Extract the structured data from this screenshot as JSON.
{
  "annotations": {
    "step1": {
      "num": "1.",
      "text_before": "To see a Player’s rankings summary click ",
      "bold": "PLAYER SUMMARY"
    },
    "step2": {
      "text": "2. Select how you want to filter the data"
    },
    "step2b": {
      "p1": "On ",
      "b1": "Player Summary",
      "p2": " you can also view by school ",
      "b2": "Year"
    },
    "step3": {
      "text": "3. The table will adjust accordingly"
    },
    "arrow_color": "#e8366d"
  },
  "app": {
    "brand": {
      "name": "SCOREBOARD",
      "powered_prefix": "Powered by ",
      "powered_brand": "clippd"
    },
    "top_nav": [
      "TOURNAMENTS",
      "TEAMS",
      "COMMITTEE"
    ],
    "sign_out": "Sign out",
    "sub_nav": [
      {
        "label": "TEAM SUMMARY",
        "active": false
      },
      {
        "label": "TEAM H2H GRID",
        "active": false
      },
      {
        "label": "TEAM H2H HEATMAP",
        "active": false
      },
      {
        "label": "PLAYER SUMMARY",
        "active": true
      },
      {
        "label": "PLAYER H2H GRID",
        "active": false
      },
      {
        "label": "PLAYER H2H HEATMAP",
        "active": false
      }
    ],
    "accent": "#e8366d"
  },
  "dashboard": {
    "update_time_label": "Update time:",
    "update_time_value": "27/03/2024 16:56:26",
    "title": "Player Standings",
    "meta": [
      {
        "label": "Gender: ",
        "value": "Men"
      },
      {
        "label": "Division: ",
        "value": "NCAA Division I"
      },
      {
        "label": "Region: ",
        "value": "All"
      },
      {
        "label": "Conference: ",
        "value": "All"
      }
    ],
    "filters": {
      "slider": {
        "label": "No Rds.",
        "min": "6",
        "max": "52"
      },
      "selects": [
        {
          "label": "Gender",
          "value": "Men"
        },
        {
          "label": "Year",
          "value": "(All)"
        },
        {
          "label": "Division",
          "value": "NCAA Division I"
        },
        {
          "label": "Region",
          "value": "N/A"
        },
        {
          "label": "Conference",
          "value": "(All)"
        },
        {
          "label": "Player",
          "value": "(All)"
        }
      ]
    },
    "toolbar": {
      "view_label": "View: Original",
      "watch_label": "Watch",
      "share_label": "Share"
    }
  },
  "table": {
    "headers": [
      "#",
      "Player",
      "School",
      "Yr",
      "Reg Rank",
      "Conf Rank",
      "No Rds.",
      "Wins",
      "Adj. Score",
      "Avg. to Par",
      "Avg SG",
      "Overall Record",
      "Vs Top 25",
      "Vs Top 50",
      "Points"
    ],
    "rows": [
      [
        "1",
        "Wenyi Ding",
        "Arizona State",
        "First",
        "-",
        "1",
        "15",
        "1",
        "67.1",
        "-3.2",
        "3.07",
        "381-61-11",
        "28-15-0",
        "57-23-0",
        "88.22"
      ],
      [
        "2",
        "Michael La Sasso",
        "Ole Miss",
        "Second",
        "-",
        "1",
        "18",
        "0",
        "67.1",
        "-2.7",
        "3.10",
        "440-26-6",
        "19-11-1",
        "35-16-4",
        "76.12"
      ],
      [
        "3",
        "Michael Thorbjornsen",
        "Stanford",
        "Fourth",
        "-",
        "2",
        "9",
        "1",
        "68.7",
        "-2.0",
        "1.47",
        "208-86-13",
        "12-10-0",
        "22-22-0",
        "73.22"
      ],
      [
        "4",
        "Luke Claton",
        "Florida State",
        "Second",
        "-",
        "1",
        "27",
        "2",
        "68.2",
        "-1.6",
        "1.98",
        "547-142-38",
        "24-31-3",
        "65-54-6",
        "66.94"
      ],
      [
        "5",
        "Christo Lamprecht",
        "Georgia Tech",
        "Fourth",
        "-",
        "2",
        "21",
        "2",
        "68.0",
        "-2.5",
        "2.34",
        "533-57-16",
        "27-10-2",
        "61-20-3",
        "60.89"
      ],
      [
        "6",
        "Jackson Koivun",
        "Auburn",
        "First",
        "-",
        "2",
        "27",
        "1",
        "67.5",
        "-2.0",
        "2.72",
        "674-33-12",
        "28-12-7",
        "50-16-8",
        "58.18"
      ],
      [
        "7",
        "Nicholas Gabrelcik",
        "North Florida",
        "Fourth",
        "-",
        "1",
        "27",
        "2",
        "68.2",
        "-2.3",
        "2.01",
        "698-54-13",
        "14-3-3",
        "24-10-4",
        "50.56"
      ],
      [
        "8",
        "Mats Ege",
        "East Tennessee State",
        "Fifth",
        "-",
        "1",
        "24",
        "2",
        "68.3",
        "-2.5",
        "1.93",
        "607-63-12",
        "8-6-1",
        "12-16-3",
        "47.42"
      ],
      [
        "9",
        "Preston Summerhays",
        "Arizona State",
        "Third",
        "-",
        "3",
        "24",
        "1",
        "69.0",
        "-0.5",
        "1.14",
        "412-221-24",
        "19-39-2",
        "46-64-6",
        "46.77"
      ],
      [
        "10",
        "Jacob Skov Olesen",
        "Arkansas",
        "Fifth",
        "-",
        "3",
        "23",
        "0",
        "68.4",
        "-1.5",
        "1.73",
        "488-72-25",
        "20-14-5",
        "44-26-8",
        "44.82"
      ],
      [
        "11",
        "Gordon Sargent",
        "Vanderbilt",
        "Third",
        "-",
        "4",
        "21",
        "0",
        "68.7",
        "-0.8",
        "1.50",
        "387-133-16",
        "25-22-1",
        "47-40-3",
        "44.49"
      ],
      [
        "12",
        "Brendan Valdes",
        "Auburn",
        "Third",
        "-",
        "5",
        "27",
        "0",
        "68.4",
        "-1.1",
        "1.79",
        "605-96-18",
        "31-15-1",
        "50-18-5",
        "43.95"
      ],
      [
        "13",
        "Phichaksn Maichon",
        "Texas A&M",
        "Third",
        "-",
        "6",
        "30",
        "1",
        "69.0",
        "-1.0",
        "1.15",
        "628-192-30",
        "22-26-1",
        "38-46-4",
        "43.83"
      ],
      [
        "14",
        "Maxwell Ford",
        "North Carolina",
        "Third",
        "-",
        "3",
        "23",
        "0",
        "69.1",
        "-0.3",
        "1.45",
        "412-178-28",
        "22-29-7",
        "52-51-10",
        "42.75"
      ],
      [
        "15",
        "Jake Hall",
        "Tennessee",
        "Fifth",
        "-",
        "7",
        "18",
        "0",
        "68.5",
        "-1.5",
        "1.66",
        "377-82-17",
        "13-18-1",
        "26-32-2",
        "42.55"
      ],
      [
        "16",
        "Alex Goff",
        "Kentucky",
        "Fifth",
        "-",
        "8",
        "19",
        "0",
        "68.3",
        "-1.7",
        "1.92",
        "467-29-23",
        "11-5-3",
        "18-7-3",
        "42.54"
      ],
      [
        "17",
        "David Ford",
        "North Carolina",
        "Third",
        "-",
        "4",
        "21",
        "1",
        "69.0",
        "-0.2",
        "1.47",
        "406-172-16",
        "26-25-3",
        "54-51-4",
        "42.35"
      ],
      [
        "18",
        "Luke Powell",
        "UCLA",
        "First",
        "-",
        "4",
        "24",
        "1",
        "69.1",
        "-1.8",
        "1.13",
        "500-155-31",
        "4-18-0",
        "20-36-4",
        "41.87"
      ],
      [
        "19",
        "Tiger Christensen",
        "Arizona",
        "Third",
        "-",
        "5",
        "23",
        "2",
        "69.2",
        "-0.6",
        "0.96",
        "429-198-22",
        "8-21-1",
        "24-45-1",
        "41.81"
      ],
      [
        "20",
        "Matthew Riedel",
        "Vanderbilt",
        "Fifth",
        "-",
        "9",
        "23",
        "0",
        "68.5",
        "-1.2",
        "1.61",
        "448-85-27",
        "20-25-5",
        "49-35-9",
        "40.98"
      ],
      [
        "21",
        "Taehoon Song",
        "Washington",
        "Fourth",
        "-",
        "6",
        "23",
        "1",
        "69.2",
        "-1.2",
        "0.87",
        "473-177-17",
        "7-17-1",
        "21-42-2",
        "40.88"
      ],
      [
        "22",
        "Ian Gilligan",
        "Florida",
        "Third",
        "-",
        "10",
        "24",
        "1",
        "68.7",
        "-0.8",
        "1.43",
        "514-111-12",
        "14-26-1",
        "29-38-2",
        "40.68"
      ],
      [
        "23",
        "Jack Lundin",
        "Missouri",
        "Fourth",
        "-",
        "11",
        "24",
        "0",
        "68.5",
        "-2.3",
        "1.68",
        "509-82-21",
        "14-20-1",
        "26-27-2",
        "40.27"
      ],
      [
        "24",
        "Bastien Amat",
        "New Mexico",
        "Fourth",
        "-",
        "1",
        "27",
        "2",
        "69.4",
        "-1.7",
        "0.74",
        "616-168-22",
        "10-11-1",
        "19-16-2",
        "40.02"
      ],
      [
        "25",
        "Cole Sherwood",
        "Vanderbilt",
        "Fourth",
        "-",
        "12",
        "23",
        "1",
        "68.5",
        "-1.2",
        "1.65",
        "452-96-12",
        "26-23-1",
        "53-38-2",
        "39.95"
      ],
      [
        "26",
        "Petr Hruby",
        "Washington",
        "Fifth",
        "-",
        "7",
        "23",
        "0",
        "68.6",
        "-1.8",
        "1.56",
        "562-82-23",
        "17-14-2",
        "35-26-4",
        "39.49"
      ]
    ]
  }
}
• • •
TASK GOAL :: Above are the records; copy every line in them that holds the word "Division".

REPLY ::
        "label": "Division: ",
        "value": "NCAA Division I"
          "label": "Division",
          "value": "NCAA Division I"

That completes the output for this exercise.